# WHAT THE TASK ASKS:
Present every line in which the string "players" appears.

# DATA SHOWN:
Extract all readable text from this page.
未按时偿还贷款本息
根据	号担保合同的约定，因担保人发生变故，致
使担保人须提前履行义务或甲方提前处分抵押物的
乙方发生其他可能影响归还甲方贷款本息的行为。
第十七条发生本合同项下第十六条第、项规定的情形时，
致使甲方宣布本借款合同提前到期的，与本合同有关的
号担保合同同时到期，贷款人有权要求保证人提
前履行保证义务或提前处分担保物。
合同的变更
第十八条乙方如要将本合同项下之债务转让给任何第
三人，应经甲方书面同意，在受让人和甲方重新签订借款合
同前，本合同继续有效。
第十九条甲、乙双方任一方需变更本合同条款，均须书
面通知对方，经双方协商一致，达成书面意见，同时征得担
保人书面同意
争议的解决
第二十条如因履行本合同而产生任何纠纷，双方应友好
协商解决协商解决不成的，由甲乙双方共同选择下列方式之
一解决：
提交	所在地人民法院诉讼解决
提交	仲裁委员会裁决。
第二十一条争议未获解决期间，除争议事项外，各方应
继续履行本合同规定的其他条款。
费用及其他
--
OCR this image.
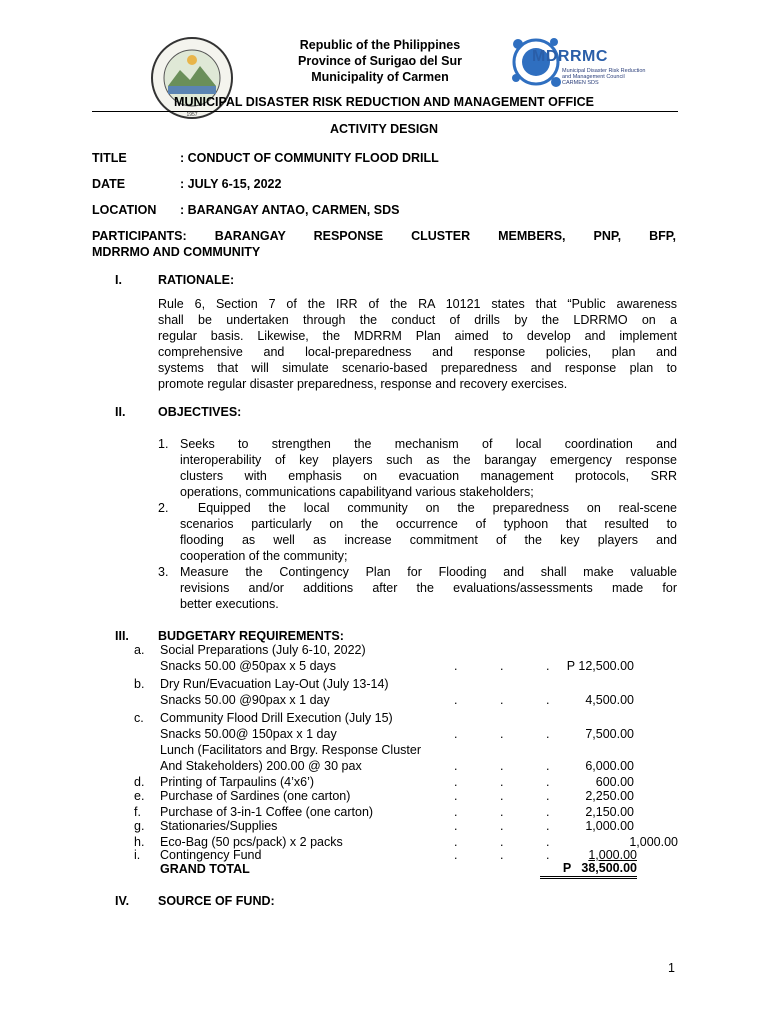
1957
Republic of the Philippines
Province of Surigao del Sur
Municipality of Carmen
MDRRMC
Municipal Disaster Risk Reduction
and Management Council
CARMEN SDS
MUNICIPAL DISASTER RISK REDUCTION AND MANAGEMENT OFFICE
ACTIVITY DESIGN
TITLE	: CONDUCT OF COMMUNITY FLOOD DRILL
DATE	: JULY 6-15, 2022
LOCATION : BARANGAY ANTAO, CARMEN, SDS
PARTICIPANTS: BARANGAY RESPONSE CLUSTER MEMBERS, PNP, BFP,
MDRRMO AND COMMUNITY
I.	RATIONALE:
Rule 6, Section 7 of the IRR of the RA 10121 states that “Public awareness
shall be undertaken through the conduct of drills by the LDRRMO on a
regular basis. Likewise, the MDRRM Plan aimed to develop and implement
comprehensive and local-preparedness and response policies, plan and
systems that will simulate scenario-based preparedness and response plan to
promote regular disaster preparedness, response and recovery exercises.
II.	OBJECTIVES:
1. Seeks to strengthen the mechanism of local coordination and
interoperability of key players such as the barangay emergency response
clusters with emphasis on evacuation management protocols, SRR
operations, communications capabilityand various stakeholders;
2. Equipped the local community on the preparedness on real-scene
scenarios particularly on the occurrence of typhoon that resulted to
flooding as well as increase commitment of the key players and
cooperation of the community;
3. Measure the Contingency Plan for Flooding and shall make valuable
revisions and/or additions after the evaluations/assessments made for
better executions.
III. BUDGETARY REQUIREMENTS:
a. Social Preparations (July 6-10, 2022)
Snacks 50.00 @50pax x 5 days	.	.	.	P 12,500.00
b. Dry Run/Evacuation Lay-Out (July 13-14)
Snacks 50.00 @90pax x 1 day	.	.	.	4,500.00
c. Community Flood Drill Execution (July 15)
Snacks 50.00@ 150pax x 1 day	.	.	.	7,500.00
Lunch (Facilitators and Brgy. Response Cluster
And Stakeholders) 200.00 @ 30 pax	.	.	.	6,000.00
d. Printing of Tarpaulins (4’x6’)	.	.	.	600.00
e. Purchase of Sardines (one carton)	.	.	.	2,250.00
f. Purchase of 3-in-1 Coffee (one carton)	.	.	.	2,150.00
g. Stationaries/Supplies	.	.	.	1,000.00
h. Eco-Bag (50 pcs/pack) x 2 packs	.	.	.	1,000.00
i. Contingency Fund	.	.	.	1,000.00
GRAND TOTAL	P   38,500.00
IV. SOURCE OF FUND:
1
* * *
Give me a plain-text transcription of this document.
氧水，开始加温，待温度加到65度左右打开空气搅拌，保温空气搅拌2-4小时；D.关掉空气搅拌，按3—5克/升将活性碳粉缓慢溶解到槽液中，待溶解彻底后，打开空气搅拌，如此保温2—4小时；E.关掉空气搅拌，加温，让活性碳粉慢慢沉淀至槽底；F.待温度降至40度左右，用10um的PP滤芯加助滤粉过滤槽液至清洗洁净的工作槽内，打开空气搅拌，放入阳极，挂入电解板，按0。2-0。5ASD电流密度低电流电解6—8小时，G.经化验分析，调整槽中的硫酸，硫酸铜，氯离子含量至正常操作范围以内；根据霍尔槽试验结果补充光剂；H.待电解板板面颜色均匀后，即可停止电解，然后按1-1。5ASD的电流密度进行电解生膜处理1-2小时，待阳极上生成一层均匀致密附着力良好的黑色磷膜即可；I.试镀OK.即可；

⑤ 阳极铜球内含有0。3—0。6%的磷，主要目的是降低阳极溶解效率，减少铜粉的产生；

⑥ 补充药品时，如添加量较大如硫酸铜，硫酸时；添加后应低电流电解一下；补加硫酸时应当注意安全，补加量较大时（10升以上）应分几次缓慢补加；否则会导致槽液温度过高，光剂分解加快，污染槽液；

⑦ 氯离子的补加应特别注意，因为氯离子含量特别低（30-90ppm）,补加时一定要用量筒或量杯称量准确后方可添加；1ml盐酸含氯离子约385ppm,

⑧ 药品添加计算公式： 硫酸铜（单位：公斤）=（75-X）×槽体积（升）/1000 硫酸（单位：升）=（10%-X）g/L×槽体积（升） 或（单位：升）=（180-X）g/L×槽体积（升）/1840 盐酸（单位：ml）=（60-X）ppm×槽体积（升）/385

# THE SOLUTION:
interoperability of key players such as the barangay emergency response
flooding as well as increase commitment of the key players and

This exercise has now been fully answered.